**EXERCISE DETAILS**
What follows is a listing to be transcribed exactly.

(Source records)

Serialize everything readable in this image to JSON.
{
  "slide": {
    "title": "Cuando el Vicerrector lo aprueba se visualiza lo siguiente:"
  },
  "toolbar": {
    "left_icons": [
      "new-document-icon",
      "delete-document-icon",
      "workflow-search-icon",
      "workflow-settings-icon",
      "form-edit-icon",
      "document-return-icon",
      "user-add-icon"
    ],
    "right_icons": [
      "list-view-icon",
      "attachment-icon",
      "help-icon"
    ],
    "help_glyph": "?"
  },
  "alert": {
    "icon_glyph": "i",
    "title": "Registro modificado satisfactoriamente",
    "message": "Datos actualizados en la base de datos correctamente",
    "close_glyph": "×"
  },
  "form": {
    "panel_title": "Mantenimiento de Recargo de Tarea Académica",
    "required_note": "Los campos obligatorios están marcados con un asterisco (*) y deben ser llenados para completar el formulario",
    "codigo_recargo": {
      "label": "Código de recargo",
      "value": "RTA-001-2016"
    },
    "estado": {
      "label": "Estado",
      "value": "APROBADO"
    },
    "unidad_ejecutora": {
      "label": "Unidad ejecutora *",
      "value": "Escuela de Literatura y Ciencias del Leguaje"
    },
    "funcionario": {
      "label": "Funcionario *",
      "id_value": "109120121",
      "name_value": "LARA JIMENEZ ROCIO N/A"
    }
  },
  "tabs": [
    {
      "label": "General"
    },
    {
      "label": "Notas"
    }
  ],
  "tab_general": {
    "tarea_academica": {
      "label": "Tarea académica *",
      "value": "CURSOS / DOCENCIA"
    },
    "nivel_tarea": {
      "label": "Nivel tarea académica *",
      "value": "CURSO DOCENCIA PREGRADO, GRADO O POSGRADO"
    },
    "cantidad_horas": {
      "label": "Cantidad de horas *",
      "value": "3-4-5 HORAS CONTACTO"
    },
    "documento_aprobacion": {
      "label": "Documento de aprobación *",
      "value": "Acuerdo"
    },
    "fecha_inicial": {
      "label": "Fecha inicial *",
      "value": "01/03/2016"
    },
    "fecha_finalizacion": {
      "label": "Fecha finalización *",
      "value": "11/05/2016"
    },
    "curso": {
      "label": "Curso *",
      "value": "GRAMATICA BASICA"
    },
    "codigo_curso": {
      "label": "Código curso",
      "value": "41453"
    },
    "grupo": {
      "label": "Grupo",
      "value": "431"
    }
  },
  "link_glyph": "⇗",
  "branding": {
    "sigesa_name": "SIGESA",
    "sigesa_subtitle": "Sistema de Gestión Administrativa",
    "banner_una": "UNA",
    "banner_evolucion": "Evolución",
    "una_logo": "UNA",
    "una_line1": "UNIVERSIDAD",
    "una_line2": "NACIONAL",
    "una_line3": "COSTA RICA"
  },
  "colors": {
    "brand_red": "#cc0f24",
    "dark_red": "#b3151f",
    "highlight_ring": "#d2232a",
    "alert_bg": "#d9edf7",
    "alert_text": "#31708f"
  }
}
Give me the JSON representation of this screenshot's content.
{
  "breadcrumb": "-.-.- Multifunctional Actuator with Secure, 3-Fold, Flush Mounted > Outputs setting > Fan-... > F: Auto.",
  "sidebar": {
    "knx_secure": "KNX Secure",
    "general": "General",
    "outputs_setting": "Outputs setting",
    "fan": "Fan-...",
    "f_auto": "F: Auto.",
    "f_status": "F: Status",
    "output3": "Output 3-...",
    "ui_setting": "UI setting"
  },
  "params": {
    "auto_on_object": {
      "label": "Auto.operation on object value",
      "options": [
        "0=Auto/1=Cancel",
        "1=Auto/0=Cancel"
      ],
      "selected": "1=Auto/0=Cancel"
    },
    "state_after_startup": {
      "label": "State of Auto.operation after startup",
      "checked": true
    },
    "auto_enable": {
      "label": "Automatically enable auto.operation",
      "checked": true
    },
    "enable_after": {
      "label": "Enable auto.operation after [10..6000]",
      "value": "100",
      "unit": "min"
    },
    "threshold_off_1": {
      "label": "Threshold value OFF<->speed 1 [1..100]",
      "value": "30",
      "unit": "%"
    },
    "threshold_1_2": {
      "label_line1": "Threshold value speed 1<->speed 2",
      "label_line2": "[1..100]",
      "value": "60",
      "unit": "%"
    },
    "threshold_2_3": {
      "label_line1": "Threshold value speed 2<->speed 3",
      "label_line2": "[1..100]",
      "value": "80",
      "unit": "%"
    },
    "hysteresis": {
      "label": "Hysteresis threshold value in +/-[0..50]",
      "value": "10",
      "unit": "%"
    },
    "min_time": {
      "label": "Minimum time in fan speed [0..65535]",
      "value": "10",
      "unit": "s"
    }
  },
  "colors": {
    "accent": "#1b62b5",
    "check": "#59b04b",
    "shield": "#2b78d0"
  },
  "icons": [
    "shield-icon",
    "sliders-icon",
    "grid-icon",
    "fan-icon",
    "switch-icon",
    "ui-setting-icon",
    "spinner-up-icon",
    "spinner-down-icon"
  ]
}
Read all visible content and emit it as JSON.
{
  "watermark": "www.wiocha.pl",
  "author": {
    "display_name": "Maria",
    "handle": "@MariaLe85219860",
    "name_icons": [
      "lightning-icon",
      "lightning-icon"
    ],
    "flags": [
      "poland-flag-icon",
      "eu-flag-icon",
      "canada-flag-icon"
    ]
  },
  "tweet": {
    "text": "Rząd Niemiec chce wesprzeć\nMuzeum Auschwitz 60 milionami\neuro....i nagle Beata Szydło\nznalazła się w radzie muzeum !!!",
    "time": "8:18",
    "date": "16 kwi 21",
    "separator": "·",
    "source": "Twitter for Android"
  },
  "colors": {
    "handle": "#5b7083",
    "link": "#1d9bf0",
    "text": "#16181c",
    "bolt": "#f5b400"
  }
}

**RESULT OF THE EXERCISE**
Serialize everything readable in this image to JSON.
{
  "slide": {
    "title": "Cuando el Vicerrector lo aprueba se visualiza lo siguiente:"
  },
  "toolbar": {
    "left_icons": [
      "new-document-icon",
      "delete-document-icon",
      "workflow-search-icon",
      "workflow-settings-icon",
      "form-edit-icon",
      "document-return-icon",
      "user-add-icon"
    ],
    "right_icons": [
      "list-view-icon",
      "attachment-icon",
      "help-icon"
    ],
    "help_glyph": "?"
  },
  "alert": {
    "icon_glyph": "i",
    "title": "Registro modificado satisfactoriamente",
    "message": "Datos actualizados en la base de datos correctamente",
    "close_glyph": "×"
  },
  "form": {
    "panel_title": "Mantenimiento de Recargo de Tarea Académica",
    "required_note": "Los campos obligatorios están marcados con un asterisco (*) y deben ser llenados para completar el formulario",
    "codigo_recargo": {
      "label": "Código de recargo",
      "value": "RTA-001-2016"
    },
    "estado": {
      "label": "Estado",
      "value": "APROBADO"
    },
    "unidad_ejecutora": {
      "label": "Unidad ejecutora *",
      "value": "Escuela de Literatura y Ciencias del Leguaje"
    },
    "funcionario": {
      "label": "Funcionario *",
      "id_value": "109120121",
      "name_value": "LARA JIMENEZ ROCIO N/A"
    }
  },
  "tabs": [
    {
      "label": "General"
    },
    {
      "label": "Notas"
    }
  ],
  "tab_general": {
    "tarea_academica": {
      "label": "Tarea académica *",
      "value": "CURSOS / DOCENCIA"
    },
    "nivel_tarea": {
      "label": "Nivel tarea académica *",
      "value": "CURSO DOCENCIA PREGRADO, GRADO O POSGRADO"
    },
    "cantidad_horas": {
      "label": "Cantidad de horas *",
      "value": "3-4-5 HORAS CONTACTO"
    },
    "documento_aprobacion": {
      "label": "Documento de aprobación *",
      "value": "Acuerdo"
    },
    "fecha_inicial": {
      "label": "Fecha inicial *",
      "value": "01/03/2016"
    },
    "fecha_finalizacion": {
      "label": "Fecha finalización *",
      "value": "11/05/2016"
    },
    "curso": {
      "label": "Curso *",
      "value": "GRAMATICA BASICA"
    },
    "codigo_curso": {
      "label": "Código curso",
      "value": "41453"
    },
    "grupo": {
      "label": "Grupo",
      "value": "431"
    }
  },
  "link_glyph": "⇗",
  "branding": {
    "sigesa_name": "SIGESA",
    "sigesa_subtitle": "Sistema de Gestión Administrativa",
    "banner_una": "UNA",
    "banner_evolucion": "Evolución",
    "una_logo": "UNA",
    "una_line1": "UNIVERSIDAD",
    "una_line2": "NACIONAL",
    "una_line3": "COSTA RICA"
  },
  "colors": {
    "brand_red": "#cc0f24",
    "dark_red": "#b3151f",
    "highlight_ring": "#d2232a",
    "alert_bg": "#d9edf7",
    "alert_text": "#31708f"
  }
}
Give me the JSON representation of this screenshot's content.
{
  "breadcrumb": "-.-.- Multifunctional Actuator with Secure, 3-Fold, Flush Mounted > Outputs setting > Fan-... > F: Auto.",
  "sidebar": {
    "knx_secure": "KNX Secure",
    "general": "General",
    "outputs_setting": "Outputs setting",
    "fan": "Fan-...",
    "f_auto": "F: Auto.",
    "f_status": "F: Status",
    "output3": "Output 3-...",
    "ui_setting": "UI setting"
  },
  "params": {
    "auto_on_object": {
      "label": "Auto.operation on object value",
      "options": [
        "0=Auto/1=Cancel",
        "1=Auto/0=Cancel"
      ],
      "selected": "1=Auto/0=Cancel"
    },
    "state_after_startup": {
      "label": "State of Auto.operation after startup",
      "checked": true
    },
    "auto_enable": {
      "label": "Automatically enable auto.operation",
      "checked": true
    },
    "enable_after": {
      "label": "Enable auto.operation after [10..6000]",
      "value": "100",
      "unit": "min"
    },
    "threshold_off_1": {
      "label": "Threshold value OFF<->speed 1 [1..100]",
      "value": "30",
      "unit": "%"
    },
    "threshold_1_2": {
      "label_line1": "Threshold value speed 1<->speed 2",
      "label_line2": "[1..100]",
      "value": "60",
      "unit": "%"
    },
    "threshold_2_3": {
      "label_line1": "Threshold value speed 2<->speed 3",
      "label_line2": "[1..100]",
      "value": "80",
      "unit": "%"
    },
    "hysteresis": {
      "label": "Hysteresis threshold value in +/-[0..50]",
      "value": "10",
      "unit": "%"
    },
    "min_time": {
      "label": "Minimum time in fan speed [0..65535]",
      "value": "10",
      "unit": "s"
    }
  },
  "colors": {
    "accent": "#1b62b5",
    "check": "#59b04b",
    "shield": "#2b78d0"
  },
  "icons": [
    "shield-icon",
    "sliders-icon",
    "grid-icon",
    "fan-icon",
    "switch-icon",
    "ui-setting-icon",
    "spinner-up-icon",
    "spinner-down-icon"
  ]
}
Read all visible content and emit it as JSON.
{
  "watermark": "www.wiocha.pl",
  "author": {
    "display_name": "Maria",
    "handle": "@MariaLe85219860",
    "name_icons": [
      "lightning-icon",
      "lightning-icon"
    ],
    "flags": [
      "poland-flag-icon",
      "eu-flag-icon",
      "canada-flag-icon"
    ]
  },
  "tweet": {
    "text": "Rząd Niemiec chce wesprzeć\nMuzeum Auschwitz 60 milionami\neuro....i nagle Beata Szydło\nznalazła się w radzie muzeum !!!",
    "time": "8:18",
    "date": "16 kwi 21",
    "separator": "·",
    "source": "Twitter for Android"
  },
  "colors": {
    "handle": "#5b7083",
    "link": "#1d9bf0",
    "text": "#16181c",
    "bolt": "#f5b400"
  }
}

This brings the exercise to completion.